__Stated goal__
Return all of the data exactly as given.

__Extracted material__
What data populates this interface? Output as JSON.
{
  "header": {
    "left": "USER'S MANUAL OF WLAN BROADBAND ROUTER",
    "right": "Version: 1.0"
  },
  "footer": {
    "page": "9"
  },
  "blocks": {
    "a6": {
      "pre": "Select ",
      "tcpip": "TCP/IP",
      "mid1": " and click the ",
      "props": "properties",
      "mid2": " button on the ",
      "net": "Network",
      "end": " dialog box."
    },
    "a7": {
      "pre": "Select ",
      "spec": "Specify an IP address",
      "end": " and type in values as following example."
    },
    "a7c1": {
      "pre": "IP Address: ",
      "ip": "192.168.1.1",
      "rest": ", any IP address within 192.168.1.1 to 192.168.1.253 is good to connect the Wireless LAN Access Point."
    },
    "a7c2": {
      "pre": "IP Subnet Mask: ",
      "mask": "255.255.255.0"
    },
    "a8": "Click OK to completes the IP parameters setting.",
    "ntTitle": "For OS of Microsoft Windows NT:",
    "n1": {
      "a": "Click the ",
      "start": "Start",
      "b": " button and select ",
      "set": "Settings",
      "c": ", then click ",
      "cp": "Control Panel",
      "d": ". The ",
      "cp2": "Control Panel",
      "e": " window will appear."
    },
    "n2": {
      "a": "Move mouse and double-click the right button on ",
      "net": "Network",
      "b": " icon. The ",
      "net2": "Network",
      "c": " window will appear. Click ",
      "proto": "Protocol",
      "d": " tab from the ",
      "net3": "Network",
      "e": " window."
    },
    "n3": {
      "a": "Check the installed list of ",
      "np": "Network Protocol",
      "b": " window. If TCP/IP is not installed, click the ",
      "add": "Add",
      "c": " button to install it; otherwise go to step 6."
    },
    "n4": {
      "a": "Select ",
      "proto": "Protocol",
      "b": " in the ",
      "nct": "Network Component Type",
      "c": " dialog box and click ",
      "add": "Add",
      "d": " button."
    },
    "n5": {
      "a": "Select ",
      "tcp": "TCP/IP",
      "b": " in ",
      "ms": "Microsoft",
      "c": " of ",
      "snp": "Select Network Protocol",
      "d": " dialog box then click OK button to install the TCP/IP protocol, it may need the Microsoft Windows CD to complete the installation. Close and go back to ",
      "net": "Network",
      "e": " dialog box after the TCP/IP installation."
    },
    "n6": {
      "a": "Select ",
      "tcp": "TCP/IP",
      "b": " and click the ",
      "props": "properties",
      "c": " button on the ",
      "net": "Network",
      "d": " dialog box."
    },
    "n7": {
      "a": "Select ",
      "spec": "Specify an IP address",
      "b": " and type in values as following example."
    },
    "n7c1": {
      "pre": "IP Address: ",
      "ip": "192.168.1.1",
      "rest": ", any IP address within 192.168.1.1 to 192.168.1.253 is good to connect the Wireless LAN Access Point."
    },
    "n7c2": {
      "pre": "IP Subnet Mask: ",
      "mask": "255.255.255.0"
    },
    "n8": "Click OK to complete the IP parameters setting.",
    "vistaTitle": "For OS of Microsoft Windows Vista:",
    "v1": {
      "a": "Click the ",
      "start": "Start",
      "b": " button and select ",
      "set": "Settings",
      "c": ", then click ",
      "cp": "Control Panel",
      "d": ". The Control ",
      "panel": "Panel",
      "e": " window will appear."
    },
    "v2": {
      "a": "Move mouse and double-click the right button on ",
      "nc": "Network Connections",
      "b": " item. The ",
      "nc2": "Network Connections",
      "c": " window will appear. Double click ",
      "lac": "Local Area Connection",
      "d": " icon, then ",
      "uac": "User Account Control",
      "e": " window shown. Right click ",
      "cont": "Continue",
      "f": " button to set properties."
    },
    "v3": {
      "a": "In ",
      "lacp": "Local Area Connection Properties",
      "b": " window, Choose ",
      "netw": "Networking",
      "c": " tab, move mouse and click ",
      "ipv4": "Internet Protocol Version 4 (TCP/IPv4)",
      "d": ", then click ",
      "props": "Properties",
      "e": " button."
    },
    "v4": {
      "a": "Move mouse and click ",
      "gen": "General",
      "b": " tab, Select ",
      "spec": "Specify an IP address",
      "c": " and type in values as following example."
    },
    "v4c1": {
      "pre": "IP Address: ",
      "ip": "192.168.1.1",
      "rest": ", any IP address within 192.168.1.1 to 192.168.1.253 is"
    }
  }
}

__Correct output__
What data populates this interface? Output as JSON.
{
  "header": {
    "left": "USER'S MANUAL OF WLAN BROADBAND ROUTER",
    "right": "Version: 1.0"
  },
  "footer": {
    "page": "9"
  },
  "blocks": {
    "a6": {
      "pre": "Select ",
      "tcpip": "TCP/IP",
      "mid1": " and click the ",
      "props": "properties",
      "mid2": " button on the ",
      "net": "Network",
      "end": " dialog box."
    },
    "a7": {
      "pre": "Select ",
      "spec": "Specify an IP address",
      "end": " and type in values as following example."
    },
    "a7c1": {
      "pre": "IP Address: ",
      "ip": "192.168.1.1",
      "rest": ", any IP address within 192.168.1.1 to 192.168.1.253 is good to connect the Wireless LAN Access Point."
    },
    "a7c2": {
      "pre": "IP Subnet Mask: ",
      "mask": "255.255.255.0"
    },
    "a8": "Click OK to completes the IP parameters setting.",
    "ntTitle": "For OS of Microsoft Windows NT:",
    "n1": {
      "a": "Click the ",
      "start": "Start",
      "b": " button and select ",
      "set": "Settings",
      "c": ", then click ",
      "cp": "Control Panel",
      "d": ". The ",
      "cp2": "Control Panel",
      "e": " window will appear."
    },
    "n2": {
      "a": "Move mouse and double-click the right button on ",
      "net": "Network",
      "b": " icon. The ",
      "net2": "Network",
      "c": " window will appear. Click ",
      "proto": "Protocol",
      "d": " tab from the ",
      "net3": "Network",
      "e": " window."
    },
    "n3": {
      "a": "Check the installed list of ",
      "np": "Network Protocol",
      "b": " window. If TCP/IP is not installed, click the ",
      "add": "Add",
      "c": " button to install it; otherwise go to step 6."
    },
    "n4": {
      "a": "Select ",
      "proto": "Protocol",
      "b": " in the ",
      "nct": "Network Component Type",
      "c": " dialog box and click ",
      "add": "Add",
      "d": " button."
    },
    "n5": {
      "a": "Select ",
      "tcp": "TCP/IP",
      "b": " in ",
      "ms": "Microsoft",
      "c": " of ",
      "snp": "Select Network Protocol",
      "d": " dialog box then click OK button to install the TCP/IP protocol, it may need the Microsoft Windows CD to complete the installation. Close and go back to ",
      "net": "Network",
      "e": " dialog box after the TCP/IP installation."
    },
    "n6": {
      "a": "Select ",
      "tcp": "TCP/IP",
      "b": " and click the ",
      "props": "properties",
      "c": " button on the ",
      "net": "Network",
      "d": " dialog box."
    },
    "n7": {
      "a": "Select ",
      "spec": "Specify an IP address",
      "b": " and type in values as following example."
    },
    "n7c1": {
      "pre": "IP Address: ",
      "ip": "192.168.1.1",
      "rest": ", any IP address within 192.168.1.1 to 192.168.1.253 is good to connect the Wireless LAN Access Point."
    },
    "n7c2": {
      "pre": "IP Subnet Mask: ",
      "mask": "255.255.255.0"
    },
    "n8": "Click OK to complete the IP parameters setting.",
    "vistaTitle": "For OS of Microsoft Windows Vista:",
    "v1": {
      "a": "Click the ",
      "start": "Start",
      "b": " button and select ",
      "set": "Settings",
      "c": ", then click ",
      "cp": "Control Panel",
      "d": ". The Control ",
      "panel": "Panel",
      "e": " window will appear."
    },
    "v2": {
      "a": "Move mouse and double-click the right button on ",
      "nc": "Network Connections",
      "b": " item. The ",
      "nc2": "Network Connections",
      "c": " window will appear. Double click ",
      "lac": "Local Area Connection",
      "d": " icon, then ",
      "uac": "User Account Control",
      "e": " window shown. Right click ",
      "cont": "Continue",
      "f": " button to set properties."
    },
    "v3": {
      "a": "In ",
      "lacp": "Local Area Connection Properties",
      "b": " window, Choose ",
      "netw": "Networking",
      "c": " tab, move mouse and click ",
      "ipv4": "Internet Protocol Version 4 (TCP/IPv4)",
      "d": ", then click ",
      "props": "Properties",
      "e": " button."
    },
    "v4": {
      "a": "Move mouse and click ",
      "gen": "General",
      "b": " tab, Select ",
      "spec": "Specify an IP address",
      "c": " and type in values as following example."
    },
    "v4c1": {
      "pre": "IP Address: ",
      "ip": "192.168.1.1",
      "rest": ", any IP address within 192.168.1.1 to 192.168.1.253 is"
    }
  }
}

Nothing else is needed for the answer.